--- BEGIN PROVIDED DATA ---

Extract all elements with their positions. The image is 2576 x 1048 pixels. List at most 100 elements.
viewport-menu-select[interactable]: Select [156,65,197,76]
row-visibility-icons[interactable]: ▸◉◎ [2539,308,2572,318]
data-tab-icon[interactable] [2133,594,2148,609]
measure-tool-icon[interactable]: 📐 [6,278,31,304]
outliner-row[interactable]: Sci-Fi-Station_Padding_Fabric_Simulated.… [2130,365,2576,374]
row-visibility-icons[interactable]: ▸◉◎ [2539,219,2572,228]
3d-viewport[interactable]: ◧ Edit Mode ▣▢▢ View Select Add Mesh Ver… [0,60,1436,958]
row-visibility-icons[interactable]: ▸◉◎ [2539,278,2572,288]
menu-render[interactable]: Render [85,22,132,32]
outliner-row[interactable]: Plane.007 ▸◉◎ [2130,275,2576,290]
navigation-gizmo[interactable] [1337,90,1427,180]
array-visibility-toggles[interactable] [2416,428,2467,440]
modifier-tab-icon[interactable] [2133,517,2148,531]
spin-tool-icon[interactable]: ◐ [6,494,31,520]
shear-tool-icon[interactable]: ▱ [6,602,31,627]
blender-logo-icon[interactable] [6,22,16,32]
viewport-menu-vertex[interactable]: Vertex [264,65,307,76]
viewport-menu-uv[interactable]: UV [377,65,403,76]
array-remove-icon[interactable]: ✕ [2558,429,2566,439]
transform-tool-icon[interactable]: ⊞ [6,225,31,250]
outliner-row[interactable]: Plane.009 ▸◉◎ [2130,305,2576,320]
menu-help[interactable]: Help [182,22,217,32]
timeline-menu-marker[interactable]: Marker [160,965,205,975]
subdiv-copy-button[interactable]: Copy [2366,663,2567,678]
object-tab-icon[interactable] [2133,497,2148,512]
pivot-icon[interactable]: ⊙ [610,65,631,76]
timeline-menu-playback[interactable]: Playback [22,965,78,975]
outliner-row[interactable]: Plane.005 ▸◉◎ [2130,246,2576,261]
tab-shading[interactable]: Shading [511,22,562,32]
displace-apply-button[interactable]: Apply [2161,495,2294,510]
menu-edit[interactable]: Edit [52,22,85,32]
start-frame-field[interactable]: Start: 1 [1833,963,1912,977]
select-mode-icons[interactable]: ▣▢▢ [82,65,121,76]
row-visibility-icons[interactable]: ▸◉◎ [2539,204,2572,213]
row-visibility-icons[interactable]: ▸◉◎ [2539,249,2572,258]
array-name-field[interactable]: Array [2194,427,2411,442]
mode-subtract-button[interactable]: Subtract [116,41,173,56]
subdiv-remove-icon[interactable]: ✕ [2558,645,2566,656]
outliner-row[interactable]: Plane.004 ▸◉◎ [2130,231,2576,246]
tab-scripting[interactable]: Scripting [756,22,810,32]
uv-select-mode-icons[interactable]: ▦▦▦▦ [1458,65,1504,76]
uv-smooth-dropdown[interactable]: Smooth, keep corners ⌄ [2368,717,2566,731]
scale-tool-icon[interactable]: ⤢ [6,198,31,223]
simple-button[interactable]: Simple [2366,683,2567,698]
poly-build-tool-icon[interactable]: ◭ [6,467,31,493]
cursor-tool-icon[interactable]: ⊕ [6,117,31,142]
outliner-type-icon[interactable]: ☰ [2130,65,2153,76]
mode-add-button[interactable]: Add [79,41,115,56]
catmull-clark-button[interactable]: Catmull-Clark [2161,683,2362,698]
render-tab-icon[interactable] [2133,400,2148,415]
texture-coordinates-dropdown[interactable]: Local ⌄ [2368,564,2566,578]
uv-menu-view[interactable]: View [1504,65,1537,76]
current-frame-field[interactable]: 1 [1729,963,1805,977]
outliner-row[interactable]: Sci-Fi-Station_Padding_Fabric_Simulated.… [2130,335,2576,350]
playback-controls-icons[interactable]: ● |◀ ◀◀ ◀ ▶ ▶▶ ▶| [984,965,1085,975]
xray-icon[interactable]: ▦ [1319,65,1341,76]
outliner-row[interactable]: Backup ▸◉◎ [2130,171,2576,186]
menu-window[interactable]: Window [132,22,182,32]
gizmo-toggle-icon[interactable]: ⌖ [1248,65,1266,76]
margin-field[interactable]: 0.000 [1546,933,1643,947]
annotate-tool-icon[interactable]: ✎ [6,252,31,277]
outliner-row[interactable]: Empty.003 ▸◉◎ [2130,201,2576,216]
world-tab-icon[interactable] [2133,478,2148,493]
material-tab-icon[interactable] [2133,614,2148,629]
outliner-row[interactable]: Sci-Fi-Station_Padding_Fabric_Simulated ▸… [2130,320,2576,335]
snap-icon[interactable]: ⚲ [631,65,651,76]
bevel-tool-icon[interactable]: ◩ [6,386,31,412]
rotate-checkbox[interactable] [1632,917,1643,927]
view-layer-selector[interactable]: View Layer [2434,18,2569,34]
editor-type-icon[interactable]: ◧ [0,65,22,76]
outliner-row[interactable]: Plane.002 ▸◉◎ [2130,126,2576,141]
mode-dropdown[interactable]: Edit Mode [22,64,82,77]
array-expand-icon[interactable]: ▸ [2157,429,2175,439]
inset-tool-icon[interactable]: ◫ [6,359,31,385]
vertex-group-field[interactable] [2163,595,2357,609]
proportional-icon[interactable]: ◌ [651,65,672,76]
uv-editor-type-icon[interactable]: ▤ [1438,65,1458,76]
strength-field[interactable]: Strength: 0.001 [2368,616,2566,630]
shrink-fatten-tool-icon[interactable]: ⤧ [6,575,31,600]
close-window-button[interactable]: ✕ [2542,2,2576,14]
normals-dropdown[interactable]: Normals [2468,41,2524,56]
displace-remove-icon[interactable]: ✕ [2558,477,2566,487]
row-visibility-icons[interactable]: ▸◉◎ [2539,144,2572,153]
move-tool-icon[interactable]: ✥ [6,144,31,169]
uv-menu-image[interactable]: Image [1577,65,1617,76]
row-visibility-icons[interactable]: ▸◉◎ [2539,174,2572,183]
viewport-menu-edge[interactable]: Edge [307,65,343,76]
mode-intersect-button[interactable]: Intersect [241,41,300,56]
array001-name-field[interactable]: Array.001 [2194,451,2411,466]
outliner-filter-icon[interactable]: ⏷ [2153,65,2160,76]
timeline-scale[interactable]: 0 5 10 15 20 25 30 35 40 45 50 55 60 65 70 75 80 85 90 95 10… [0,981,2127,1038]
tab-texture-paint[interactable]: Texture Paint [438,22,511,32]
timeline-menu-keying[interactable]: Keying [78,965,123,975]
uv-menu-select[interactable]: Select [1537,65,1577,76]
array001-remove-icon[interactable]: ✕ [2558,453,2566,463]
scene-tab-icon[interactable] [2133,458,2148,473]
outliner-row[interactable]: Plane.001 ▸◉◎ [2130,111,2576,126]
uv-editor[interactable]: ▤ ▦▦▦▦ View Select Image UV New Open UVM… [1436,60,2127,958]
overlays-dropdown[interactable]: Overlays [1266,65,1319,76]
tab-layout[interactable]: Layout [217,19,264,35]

--- END PROVIDED DATA ---

WHAT TO DO> Reproduce all of the records above verbatim, keeping every line and its order unchanged.

REPLY>
Extract all elements with their positions. The image is 2576 x 1048 pixels. List at most 100 elements.
viewport-menu-select[interactable]: Select [156,65,197,76]
row-visibility-icons[interactable]: ▸◉◎ [2539,308,2572,318]
data-tab-icon[interactable] [2133,594,2148,609]
measure-tool-icon[interactable]: 📐 [6,278,31,304]
outliner-row[interactable]: Sci-Fi-Station_Padding_Fabric_Simulated.… [2130,365,2576,374]
row-visibility-icons[interactable]: ▸◉◎ [2539,219,2572,228]
3d-viewport[interactable]: ◧ Edit Mode ▣▢▢ View Select Add Mesh Ver… [0,60,1436,958]
row-visibility-icons[interactable]: ▸◉◎ [2539,278,2572,288]
menu-render[interactable]: Render [85,22,132,32]
outliner-row[interactable]: Plane.007 ▸◉◎ [2130,275,2576,290]
navigation-gizmo[interactable] [1337,90,1427,180]
array-visibility-toggles[interactable] [2416,428,2467,440]
modifier-tab-icon[interactable] [2133,517,2148,531]
spin-tool-icon[interactable]: ◐ [6,494,31,520]
shear-tool-icon[interactable]: ▱ [6,602,31,627]
blender-logo-icon[interactable] [6,22,16,32]
viewport-menu-vertex[interactable]: Vertex [264,65,307,76]
viewport-menu-uv[interactable]: UV [377,65,403,76]
array-remove-icon[interactable]: ✕ [2558,429,2566,439]
transform-tool-icon[interactable]: ⊞ [6,225,31,250]
outliner-row[interactable]: Plane.009 ▸◉◎ [2130,305,2576,320]
menu-help[interactable]: Help [182,22,217,32]
timeline-menu-marker[interactable]: Marker [160,965,205,975]
subdiv-copy-button[interactable]: Copy [2366,663,2567,678]
object-tab-icon[interactable] [2133,497,2148,512]
pivot-icon[interactable]: ⊙ [610,65,631,76]
timeline-menu-playback[interactable]: Playback [22,965,78,975]
outliner-row[interactable]: Plane.005 ▸◉◎ [2130,246,2576,261]
tab-shading[interactable]: Shading [511,22,562,32]
displace-apply-button[interactable]: Apply [2161,495,2294,510]
menu-edit[interactable]: Edit [52,22,85,32]
start-frame-field[interactable]: Start: 1 [1833,963,1912,977]
select-mode-icons[interactable]: ▣▢▢ [82,65,121,76]
row-visibility-icons[interactable]: ▸◉◎ [2539,204,2572,213]
row-visibility-icons[interactable]: ▸◉◎ [2539,249,2572,258]
array-name-field[interactable]: Array [2194,427,2411,442]
mode-subtract-button[interactable]: Subtract [116,41,173,56]
subdiv-remove-icon[interactable]: ✕ [2558,645,2566,656]
outliner-row[interactable]: Plane.004 ▸◉◎ [2130,231,2576,246]
tab-scripting[interactable]: Scripting [756,22,810,32]
uv-select-mode-icons[interactable]: ▦▦▦▦ [1458,65,1504,76]
uv-smooth-dropdown[interactable]: Smooth, keep corners ⌄ [2368,717,2566,731]
scale-tool-icon[interactable]: ⤢ [6,198,31,223]
simple-button[interactable]: Simple [2366,683,2567,698]
poly-build-tool-icon[interactable]: ◭ [6,467,31,493]
cursor-tool-icon[interactable]: ⊕ [6,117,31,142]
outliner-type-icon[interactable]: ☰ [2130,65,2153,76]
mode-add-button[interactable]: Add [79,41,115,56]
catmull-clark-button[interactable]: Catmull-Clark [2161,683,2362,698]
render-tab-icon[interactable] [2133,400,2148,415]
texture-coordinates-dropdown[interactable]: Local ⌄ [2368,564,2566,578]
uv-menu-view[interactable]: View [1504,65,1537,76]
current-frame-field[interactable]: 1 [1729,963,1805,977]
outliner-row[interactable]: Sci-Fi-Station_Padding_Fabric_Simulated.… [2130,335,2576,350]
playback-controls-icons[interactable]: ● |◀ ◀◀ ◀ ▶ ▶▶ ▶| [984,965,1085,975]
xray-icon[interactable]: ▦ [1319,65,1341,76]
outliner-row[interactable]: Backup ▸◉◎ [2130,171,2576,186]
menu-window[interactable]: Window [132,22,182,32]
gizmo-toggle-icon[interactable]: ⌖ [1248,65,1266,76]
margin-field[interactable]: 0.000 [1546,933,1643,947]
annotate-tool-icon[interactable]: ✎ [6,252,31,277]
outliner-row[interactable]: Empty.003 ▸◉◎ [2130,201,2576,216]
world-tab-icon[interactable] [2133,478,2148,493]
material-tab-icon[interactable] [2133,614,2148,629]
outliner-row[interactable]: Sci-Fi-Station_Padding_Fabric_Simulated ▸… [2130,320,2576,335]
snap-icon[interactable]: ⚲ [631,65,651,76]
bevel-tool-icon[interactable]: ◩ [6,386,31,412]
rotate-checkbox[interactable] [1632,917,1643,927]
view-layer-selector[interactable]: View Layer [2434,18,2569,34]
editor-type-icon[interactable]: ◧ [0,65,22,76]
outliner-row[interactable]: Plane.002 ▸◉◎ [2130,126,2576,141]
mode-dropdown[interactable]: Edit Mode [22,64,82,77]
array-expand-icon[interactable]: ▸ [2157,429,2175,439]
inset-tool-icon[interactable]: ◫ [6,359,31,385]
vertex-group-field[interactable] [2163,595,2357,609]
proportional-icon[interactable]: ◌ [651,65,672,76]
uv-editor-type-icon[interactable]: ▤ [1438,65,1458,76]
strength-field[interactable]: Strength: 0.001 [2368,616,2566,630]
shrink-fatten-tool-icon[interactable]: ⤧ [6,575,31,600]
close-window-button[interactable]: ✕ [2542,2,2576,14]
normals-dropdown[interactable]: Normals [2468,41,2524,56]
displace-remove-icon[interactable]: ✕ [2558,477,2566,487]
row-visibility-icons[interactable]: ▸◉◎ [2539,144,2572,153]
move-tool-icon[interactable]: ✥ [6,144,31,169]
uv-menu-image[interactable]: Image [1577,65,1617,76]
row-visibility-icons[interactable]: ▸◉◎ [2539,174,2572,183]
viewport-menu-edge[interactable]: Edge [307,65,343,76]
mode-intersect-button[interactable]: Intersect [241,41,300,56]
array001-name-field[interactable]: Array.001 [2194,451,2411,466]
outliner-filter-icon[interactable]: ⏷ [2153,65,2160,76]
timeline-scale[interactable]: 0 5 10 15 20 25 30 35 40 45 50 55 60 65 70 75 80 85 90 95 10… [0,981,2127,1038]
tab-texture-paint[interactable]: Texture Paint [438,22,511,32]
timeline-menu-keying[interactable]: Keying [78,965,123,975]
uv-menu-select[interactable]: Select [1537,65,1577,76]
array001-remove-icon[interactable]: ✕ [2558,453,2566,463]
scene-tab-icon[interactable] [2133,458,2148,473]
outliner-row[interactable]: Plane.001 ▸◉◎ [2130,111,2576,126]
uv-editor[interactable]: ▤ ▦▦▦▦ View Select Image UV New Open UVM… [1436,60,2127,958]
overlays-dropdown[interactable]: Overlays [1266,65,1319,76]
tab-layout[interactable]: Layout [217,19,264,35]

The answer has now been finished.